* Goal *
Keep only the lines that hold the string "Entiat", filtering out the rest of the entries below.

* Data excerpts *
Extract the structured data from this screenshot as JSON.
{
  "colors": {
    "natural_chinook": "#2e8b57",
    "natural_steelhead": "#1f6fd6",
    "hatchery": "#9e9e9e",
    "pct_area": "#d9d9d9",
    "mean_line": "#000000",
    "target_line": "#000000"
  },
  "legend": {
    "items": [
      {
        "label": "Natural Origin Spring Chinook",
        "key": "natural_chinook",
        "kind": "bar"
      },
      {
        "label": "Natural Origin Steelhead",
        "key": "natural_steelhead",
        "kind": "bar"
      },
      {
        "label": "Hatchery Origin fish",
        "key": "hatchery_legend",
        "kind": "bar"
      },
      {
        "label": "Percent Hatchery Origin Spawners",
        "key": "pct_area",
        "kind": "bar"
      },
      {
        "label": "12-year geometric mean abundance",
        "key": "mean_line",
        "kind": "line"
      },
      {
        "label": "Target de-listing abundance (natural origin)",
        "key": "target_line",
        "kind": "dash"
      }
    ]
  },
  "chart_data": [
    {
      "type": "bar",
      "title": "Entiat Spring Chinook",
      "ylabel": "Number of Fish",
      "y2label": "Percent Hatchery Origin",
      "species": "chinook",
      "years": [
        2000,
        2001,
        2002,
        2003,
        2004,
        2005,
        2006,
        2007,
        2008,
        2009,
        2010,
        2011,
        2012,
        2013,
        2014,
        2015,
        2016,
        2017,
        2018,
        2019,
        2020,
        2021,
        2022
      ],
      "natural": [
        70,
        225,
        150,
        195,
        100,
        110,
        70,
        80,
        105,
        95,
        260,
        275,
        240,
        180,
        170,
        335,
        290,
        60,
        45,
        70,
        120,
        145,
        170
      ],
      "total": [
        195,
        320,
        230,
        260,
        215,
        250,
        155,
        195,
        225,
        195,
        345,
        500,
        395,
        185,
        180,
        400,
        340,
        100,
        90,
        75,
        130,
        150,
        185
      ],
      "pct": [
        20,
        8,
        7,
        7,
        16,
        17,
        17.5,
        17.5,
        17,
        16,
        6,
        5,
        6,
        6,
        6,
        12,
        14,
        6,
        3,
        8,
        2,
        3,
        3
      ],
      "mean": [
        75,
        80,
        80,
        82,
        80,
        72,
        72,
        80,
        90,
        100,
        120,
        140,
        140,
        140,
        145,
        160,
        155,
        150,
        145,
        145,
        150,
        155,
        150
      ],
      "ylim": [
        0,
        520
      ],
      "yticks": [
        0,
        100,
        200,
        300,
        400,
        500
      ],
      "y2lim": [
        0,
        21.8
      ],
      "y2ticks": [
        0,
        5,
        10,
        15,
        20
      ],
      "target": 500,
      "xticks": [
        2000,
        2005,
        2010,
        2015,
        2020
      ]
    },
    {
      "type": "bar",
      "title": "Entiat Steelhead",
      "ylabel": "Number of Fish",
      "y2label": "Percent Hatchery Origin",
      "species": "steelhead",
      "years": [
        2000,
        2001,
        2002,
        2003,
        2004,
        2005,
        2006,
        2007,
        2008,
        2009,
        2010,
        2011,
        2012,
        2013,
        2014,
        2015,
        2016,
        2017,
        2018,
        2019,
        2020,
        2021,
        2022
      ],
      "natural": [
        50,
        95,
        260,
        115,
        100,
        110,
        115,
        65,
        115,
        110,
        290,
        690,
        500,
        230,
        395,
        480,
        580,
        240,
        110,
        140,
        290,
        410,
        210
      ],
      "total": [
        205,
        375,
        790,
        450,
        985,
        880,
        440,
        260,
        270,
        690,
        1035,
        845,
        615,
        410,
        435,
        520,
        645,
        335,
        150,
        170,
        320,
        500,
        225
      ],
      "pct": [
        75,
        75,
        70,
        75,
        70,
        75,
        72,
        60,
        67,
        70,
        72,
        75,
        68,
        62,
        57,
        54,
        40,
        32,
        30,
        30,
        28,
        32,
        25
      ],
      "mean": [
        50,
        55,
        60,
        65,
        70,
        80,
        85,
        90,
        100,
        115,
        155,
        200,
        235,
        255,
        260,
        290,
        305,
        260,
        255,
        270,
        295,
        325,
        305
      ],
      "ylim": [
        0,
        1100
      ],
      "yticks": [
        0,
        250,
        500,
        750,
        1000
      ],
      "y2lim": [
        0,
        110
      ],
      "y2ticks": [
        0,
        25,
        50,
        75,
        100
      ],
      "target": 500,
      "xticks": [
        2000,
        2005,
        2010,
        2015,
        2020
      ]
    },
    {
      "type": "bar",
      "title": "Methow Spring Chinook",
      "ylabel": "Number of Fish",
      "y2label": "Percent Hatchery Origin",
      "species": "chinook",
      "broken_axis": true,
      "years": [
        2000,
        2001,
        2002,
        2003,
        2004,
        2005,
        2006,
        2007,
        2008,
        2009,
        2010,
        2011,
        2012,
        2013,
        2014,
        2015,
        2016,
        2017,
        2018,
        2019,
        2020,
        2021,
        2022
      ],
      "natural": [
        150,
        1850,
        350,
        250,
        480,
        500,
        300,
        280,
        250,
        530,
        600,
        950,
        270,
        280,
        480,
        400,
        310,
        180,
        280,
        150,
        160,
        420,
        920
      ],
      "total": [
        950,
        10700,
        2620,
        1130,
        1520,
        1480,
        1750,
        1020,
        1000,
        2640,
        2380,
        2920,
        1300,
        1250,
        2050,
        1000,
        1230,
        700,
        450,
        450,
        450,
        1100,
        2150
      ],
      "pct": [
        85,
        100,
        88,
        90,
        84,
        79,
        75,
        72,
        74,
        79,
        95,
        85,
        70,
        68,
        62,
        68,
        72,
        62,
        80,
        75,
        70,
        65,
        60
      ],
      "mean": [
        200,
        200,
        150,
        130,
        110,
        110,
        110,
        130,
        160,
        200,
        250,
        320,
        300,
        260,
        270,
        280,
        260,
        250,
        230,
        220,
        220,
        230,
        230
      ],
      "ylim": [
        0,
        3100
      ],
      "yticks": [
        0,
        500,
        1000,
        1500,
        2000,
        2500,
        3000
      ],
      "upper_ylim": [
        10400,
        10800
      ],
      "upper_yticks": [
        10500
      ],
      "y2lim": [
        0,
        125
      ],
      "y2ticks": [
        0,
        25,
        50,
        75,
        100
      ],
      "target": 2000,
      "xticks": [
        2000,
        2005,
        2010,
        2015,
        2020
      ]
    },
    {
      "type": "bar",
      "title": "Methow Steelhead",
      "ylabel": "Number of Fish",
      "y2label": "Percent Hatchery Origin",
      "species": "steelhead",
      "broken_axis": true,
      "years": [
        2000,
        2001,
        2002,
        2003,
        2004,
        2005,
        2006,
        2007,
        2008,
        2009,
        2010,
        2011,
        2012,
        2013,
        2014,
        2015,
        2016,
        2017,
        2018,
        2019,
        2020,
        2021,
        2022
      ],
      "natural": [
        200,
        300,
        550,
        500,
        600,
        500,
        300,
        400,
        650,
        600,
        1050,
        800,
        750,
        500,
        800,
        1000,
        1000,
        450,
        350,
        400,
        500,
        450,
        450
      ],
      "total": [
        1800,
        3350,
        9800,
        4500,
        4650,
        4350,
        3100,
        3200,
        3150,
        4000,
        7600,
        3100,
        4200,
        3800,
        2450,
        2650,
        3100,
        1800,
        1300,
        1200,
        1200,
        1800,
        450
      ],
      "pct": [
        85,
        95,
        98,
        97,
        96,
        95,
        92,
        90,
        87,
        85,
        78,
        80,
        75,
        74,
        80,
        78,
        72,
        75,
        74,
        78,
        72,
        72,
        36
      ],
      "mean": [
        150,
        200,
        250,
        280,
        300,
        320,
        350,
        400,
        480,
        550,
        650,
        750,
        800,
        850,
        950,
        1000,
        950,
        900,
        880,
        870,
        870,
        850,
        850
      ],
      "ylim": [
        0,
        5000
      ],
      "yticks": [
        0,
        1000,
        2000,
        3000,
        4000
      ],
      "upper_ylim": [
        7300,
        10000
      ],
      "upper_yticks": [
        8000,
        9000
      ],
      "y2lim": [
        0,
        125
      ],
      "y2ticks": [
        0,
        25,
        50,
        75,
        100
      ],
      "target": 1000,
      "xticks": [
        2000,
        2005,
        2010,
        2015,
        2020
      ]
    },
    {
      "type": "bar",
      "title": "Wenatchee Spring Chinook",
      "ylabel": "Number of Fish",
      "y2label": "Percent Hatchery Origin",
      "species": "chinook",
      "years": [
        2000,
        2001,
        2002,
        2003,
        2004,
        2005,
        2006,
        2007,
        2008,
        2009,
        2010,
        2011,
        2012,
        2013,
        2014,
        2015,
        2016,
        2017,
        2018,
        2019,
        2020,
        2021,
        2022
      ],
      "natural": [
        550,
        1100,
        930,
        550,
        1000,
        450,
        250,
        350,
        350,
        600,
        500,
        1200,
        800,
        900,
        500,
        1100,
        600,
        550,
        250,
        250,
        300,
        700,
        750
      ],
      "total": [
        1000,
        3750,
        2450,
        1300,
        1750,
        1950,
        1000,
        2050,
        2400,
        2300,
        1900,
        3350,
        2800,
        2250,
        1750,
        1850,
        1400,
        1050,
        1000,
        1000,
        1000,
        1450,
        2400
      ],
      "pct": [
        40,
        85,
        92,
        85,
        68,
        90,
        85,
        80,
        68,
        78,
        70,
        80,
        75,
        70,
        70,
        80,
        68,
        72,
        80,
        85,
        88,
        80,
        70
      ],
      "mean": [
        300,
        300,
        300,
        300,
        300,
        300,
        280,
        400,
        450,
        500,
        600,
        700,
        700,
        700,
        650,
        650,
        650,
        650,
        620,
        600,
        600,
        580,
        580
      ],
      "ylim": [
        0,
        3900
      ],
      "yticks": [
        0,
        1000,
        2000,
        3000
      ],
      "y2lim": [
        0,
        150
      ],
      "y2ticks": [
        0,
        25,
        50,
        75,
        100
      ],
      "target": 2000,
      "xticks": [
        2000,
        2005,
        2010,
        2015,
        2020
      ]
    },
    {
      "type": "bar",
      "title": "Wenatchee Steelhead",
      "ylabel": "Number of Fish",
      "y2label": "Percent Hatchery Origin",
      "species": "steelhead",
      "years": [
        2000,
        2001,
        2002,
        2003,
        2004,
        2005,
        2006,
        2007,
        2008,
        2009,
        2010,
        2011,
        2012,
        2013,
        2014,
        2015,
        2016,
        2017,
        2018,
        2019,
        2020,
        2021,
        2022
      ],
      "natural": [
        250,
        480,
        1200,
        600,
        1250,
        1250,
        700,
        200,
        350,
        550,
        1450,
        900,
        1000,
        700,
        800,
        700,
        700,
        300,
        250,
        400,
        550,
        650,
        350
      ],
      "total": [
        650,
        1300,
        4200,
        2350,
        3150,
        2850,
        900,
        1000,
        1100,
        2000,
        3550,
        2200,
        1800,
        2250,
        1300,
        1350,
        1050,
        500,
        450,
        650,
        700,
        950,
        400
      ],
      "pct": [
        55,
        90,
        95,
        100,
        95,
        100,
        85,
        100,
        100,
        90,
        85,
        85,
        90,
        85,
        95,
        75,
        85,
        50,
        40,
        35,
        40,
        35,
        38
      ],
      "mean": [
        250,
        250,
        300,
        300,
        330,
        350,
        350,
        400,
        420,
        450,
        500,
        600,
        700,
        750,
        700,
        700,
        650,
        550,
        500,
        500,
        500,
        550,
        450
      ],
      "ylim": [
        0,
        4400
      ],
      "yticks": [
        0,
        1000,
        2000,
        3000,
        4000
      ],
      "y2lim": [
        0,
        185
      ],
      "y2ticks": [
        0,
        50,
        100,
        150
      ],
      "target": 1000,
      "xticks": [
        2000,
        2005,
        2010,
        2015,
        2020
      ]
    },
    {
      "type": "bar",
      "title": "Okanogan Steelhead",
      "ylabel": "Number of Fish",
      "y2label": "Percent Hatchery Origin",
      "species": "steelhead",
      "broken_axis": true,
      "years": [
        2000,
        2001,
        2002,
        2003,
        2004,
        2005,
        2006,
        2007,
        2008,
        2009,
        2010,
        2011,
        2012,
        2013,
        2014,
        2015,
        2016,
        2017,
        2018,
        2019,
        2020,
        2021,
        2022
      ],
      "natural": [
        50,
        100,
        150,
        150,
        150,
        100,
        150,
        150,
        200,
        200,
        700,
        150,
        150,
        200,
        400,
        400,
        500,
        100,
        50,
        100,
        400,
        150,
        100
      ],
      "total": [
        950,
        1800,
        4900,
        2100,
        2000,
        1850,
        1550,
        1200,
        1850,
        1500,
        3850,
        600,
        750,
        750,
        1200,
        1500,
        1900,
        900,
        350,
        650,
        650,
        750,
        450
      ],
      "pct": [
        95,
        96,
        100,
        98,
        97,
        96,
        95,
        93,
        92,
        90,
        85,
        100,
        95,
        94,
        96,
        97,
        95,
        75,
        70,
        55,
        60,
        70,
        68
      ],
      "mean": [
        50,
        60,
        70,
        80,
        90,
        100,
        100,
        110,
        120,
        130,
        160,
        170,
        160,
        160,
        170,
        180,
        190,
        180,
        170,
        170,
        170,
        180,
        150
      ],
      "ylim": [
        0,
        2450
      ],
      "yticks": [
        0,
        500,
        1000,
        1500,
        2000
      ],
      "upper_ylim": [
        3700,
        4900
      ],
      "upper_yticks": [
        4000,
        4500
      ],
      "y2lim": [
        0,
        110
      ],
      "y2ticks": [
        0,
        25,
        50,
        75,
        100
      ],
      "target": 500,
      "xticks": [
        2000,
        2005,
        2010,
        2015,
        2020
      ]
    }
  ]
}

* Output *
      "title": "Entiat Spring Chinook",
      "title": "Entiat Steelhead",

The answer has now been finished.